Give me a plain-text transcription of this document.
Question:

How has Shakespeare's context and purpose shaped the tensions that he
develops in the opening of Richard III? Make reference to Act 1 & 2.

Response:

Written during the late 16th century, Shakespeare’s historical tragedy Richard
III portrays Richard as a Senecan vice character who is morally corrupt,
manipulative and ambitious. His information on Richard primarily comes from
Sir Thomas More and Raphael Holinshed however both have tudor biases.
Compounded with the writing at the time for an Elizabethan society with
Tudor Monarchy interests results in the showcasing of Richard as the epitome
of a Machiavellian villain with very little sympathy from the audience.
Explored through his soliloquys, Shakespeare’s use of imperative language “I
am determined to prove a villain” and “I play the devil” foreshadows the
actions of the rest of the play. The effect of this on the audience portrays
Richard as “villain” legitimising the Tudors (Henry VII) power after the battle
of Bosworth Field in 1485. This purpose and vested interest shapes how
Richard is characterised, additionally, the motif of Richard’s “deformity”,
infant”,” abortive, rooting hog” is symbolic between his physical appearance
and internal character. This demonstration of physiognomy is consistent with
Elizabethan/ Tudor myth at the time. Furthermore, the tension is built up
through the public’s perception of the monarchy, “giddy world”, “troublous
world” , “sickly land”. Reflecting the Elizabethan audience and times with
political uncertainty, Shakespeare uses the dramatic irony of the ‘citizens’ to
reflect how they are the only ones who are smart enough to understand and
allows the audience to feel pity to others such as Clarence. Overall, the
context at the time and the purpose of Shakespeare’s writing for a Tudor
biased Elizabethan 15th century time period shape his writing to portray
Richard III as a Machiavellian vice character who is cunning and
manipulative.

---*---

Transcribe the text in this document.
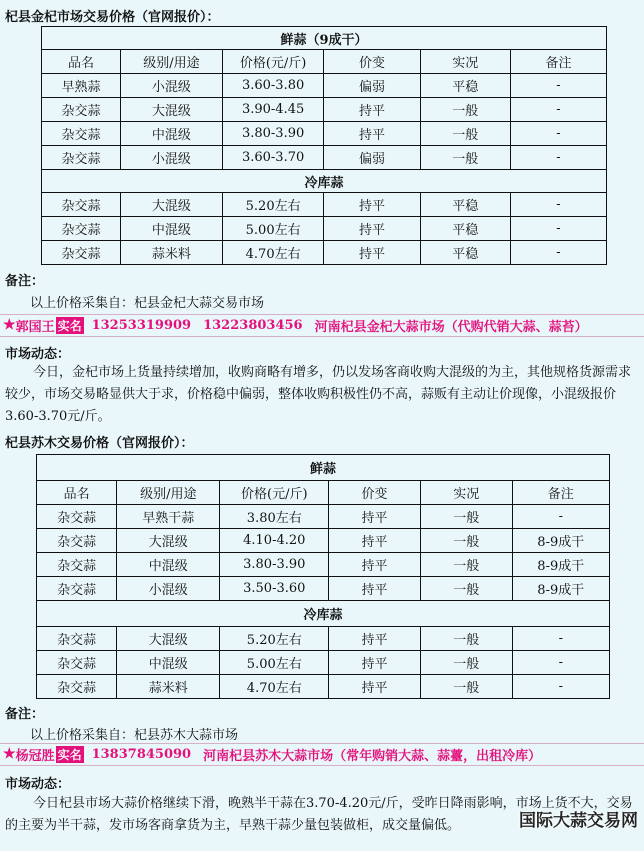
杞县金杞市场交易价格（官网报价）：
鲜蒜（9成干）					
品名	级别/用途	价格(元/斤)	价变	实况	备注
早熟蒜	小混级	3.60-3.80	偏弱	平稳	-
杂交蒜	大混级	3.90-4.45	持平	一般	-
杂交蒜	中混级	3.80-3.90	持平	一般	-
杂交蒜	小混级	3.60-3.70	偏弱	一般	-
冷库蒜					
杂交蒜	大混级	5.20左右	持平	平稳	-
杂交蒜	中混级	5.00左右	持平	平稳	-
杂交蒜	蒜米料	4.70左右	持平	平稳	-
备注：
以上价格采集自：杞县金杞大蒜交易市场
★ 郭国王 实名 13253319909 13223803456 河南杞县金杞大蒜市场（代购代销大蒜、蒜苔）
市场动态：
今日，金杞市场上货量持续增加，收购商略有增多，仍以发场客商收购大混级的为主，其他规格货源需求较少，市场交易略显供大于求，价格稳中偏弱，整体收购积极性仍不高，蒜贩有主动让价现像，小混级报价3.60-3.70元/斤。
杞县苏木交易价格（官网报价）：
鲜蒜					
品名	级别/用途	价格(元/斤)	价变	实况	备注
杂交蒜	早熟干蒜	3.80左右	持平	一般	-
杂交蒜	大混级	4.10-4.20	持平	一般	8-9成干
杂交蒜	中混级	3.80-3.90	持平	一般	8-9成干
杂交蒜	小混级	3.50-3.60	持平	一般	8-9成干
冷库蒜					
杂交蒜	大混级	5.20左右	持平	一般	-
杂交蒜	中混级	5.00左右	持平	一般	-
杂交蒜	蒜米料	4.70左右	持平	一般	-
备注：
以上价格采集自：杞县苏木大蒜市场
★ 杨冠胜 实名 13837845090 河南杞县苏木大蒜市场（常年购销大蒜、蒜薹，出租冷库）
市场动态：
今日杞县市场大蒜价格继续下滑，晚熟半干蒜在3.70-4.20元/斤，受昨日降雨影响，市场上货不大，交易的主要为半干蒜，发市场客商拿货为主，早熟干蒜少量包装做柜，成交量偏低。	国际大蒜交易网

---*---

**EXERCISE GOAL**
Look through the entries above and report each line where the string "Shakespeare" occurs.

**SOLUTION TO THE PROBLEM**
How has Shakespeare's context and purpose shaped the tensions that he
Written during the late 16th century, Shakespeare’s historical tragedy Richard
Explored through his soliloquys, Shakespeare’s use of imperative language “I
political uncertainty, Shakespeare uses the dramatic irony of the ‘citizens’ to
context at the time and the purpose of Shakespeare’s writing for a Tudor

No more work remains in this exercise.